- [DATA SECTION]:
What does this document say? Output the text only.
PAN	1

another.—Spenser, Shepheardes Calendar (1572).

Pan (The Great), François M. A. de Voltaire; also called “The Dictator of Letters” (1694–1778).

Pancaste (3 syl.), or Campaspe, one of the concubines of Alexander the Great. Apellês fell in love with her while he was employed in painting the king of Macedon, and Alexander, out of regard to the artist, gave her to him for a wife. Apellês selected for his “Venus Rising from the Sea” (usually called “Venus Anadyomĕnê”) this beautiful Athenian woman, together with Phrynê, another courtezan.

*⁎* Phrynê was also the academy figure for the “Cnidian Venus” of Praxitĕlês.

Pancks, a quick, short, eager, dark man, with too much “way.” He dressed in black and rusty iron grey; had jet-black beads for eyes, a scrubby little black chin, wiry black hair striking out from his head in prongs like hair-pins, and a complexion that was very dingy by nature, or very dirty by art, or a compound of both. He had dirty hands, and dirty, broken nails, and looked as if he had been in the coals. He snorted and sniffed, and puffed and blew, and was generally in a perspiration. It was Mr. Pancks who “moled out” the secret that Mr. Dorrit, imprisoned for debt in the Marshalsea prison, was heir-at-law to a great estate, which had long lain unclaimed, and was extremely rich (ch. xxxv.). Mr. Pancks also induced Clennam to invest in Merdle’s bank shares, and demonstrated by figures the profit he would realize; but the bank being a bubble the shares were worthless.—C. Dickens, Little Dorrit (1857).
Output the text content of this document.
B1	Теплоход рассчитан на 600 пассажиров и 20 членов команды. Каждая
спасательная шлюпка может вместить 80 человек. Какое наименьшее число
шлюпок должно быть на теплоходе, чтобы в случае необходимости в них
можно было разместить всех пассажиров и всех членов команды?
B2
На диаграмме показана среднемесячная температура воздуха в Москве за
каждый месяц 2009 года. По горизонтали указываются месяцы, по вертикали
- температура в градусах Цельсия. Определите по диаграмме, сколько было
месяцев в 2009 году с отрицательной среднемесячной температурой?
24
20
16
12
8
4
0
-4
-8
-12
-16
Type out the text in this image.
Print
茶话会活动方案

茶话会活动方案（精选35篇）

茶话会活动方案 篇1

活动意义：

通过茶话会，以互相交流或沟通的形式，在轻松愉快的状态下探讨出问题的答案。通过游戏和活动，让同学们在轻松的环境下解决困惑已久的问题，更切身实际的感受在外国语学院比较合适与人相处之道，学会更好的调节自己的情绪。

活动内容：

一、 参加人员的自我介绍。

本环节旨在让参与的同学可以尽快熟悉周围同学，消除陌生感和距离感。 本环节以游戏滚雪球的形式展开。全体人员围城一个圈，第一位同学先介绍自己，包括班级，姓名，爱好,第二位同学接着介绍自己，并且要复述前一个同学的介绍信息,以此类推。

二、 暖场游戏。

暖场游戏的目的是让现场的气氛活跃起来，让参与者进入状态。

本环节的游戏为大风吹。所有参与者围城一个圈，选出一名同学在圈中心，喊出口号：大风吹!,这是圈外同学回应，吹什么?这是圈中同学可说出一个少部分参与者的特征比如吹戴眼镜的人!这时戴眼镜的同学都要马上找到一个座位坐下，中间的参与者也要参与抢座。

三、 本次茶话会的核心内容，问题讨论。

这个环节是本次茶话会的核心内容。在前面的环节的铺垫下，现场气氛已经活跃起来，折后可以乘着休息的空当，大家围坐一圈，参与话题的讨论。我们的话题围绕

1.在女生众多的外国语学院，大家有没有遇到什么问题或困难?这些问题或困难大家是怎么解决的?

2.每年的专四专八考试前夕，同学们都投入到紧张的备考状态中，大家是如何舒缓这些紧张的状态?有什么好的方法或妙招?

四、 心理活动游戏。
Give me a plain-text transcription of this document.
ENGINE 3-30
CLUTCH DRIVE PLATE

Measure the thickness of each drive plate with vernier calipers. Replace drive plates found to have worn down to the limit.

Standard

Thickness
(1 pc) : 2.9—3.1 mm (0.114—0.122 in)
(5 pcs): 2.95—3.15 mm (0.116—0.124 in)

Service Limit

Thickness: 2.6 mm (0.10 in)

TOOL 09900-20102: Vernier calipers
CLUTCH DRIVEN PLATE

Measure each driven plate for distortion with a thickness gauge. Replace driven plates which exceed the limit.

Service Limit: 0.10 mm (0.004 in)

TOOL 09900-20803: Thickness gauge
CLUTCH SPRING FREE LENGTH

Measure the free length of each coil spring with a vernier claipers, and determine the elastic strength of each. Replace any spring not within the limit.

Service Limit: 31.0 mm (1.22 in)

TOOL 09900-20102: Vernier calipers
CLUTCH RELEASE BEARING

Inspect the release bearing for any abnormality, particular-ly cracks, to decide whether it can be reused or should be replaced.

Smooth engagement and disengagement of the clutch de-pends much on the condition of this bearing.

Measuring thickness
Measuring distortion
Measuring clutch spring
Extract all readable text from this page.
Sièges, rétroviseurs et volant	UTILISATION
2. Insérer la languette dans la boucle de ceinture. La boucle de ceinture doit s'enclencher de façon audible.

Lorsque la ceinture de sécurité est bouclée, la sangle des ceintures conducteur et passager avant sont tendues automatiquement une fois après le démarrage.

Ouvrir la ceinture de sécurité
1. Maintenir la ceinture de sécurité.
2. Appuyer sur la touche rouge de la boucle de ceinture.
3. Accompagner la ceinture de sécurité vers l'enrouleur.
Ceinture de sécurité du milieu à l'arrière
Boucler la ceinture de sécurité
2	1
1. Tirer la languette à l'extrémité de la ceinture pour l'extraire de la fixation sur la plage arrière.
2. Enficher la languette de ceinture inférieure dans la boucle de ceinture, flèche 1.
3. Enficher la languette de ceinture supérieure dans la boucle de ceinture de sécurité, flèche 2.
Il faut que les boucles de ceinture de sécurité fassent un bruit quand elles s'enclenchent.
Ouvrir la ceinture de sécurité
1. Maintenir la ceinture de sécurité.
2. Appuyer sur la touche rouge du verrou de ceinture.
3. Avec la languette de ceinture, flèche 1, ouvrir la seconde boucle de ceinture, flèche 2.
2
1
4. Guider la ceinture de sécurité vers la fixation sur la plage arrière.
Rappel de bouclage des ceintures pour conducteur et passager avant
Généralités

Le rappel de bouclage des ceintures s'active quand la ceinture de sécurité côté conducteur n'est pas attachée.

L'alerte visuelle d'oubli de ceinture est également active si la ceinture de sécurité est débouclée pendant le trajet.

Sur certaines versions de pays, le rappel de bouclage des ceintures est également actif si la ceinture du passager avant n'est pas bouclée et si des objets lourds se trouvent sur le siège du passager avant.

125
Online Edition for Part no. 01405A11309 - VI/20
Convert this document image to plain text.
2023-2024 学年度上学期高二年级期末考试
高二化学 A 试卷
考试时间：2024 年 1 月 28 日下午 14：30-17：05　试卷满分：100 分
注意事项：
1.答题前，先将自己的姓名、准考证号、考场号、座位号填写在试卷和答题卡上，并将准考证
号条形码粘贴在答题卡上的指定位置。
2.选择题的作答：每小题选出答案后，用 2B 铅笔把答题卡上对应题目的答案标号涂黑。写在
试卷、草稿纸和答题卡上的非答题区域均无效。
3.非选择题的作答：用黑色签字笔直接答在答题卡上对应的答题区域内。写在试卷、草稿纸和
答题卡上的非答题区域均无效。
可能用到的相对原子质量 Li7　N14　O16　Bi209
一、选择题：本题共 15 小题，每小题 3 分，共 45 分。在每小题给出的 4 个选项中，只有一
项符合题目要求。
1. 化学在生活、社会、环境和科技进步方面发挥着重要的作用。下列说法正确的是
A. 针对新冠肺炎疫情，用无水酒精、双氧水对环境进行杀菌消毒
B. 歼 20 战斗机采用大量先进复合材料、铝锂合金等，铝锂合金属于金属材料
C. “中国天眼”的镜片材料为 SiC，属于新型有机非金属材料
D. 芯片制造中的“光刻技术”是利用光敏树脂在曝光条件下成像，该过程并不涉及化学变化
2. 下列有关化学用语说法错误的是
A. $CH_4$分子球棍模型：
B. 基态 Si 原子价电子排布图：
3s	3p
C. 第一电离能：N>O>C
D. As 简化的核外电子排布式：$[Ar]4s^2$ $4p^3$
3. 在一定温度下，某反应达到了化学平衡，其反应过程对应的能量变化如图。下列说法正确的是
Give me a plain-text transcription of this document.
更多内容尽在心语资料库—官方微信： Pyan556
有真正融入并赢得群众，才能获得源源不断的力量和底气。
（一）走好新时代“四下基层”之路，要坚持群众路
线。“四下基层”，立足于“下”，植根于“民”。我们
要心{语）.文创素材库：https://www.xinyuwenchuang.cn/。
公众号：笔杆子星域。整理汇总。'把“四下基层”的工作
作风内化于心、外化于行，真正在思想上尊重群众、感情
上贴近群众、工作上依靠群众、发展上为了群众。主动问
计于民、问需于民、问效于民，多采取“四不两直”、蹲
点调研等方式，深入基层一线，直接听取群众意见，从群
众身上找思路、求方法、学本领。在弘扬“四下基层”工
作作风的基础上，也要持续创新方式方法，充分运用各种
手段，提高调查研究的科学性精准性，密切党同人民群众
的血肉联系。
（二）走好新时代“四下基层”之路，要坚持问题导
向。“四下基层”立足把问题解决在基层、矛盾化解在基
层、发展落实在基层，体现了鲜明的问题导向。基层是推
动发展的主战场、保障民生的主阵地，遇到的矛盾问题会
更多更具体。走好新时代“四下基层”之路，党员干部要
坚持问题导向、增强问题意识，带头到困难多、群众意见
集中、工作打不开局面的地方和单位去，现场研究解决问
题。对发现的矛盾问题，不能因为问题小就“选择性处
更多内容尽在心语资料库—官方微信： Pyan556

- [EXERCISE DIRECTIONS]:
Above are the records. Identify each line that contains the word "text".

- [RESULT]:
What does this document say? Output the text only.
Output the text content of this document.
Type out the text in this image.
Give me a plain-text transcription of this document.
Extract all readable text from this page.
Convert this document image to plain text.
Give me a plain-text transcription of this document.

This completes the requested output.